> WORK INSTRUCTIONS: Collect all the lines that mention the word "para".

===============

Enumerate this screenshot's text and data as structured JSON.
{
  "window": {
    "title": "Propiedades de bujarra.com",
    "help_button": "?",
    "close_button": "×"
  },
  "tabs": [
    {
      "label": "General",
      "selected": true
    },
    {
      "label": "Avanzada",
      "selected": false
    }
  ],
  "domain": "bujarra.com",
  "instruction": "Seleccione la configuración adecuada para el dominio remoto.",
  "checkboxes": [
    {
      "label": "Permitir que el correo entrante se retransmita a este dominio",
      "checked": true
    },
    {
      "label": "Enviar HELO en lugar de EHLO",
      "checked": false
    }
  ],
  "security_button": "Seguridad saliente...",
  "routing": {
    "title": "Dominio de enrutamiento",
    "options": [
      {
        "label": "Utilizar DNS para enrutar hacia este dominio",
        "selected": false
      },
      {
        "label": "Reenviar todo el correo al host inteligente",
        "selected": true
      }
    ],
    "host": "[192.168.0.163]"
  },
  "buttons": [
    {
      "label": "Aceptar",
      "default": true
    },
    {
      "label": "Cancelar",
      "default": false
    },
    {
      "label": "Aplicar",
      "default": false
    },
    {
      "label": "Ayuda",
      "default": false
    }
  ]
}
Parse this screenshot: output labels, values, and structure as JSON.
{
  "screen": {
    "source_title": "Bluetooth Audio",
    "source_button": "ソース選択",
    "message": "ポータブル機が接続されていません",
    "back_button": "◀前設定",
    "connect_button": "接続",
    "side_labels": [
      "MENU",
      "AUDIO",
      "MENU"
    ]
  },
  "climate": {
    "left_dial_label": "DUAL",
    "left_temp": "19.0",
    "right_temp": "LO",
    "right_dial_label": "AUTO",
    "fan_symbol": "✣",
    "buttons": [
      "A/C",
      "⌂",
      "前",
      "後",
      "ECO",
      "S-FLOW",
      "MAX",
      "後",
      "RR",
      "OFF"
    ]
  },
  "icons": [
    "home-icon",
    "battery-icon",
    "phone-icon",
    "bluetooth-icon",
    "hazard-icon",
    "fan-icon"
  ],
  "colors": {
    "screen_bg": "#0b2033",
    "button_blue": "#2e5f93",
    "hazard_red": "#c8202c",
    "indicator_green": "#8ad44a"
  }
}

===============

> OUTPUT FOR THIS TASK:
  "instruction": "Seleccione la configuración adecuada para el dominio remoto.",
        "label": "Utilizar DNS para enrutar hacia este dominio",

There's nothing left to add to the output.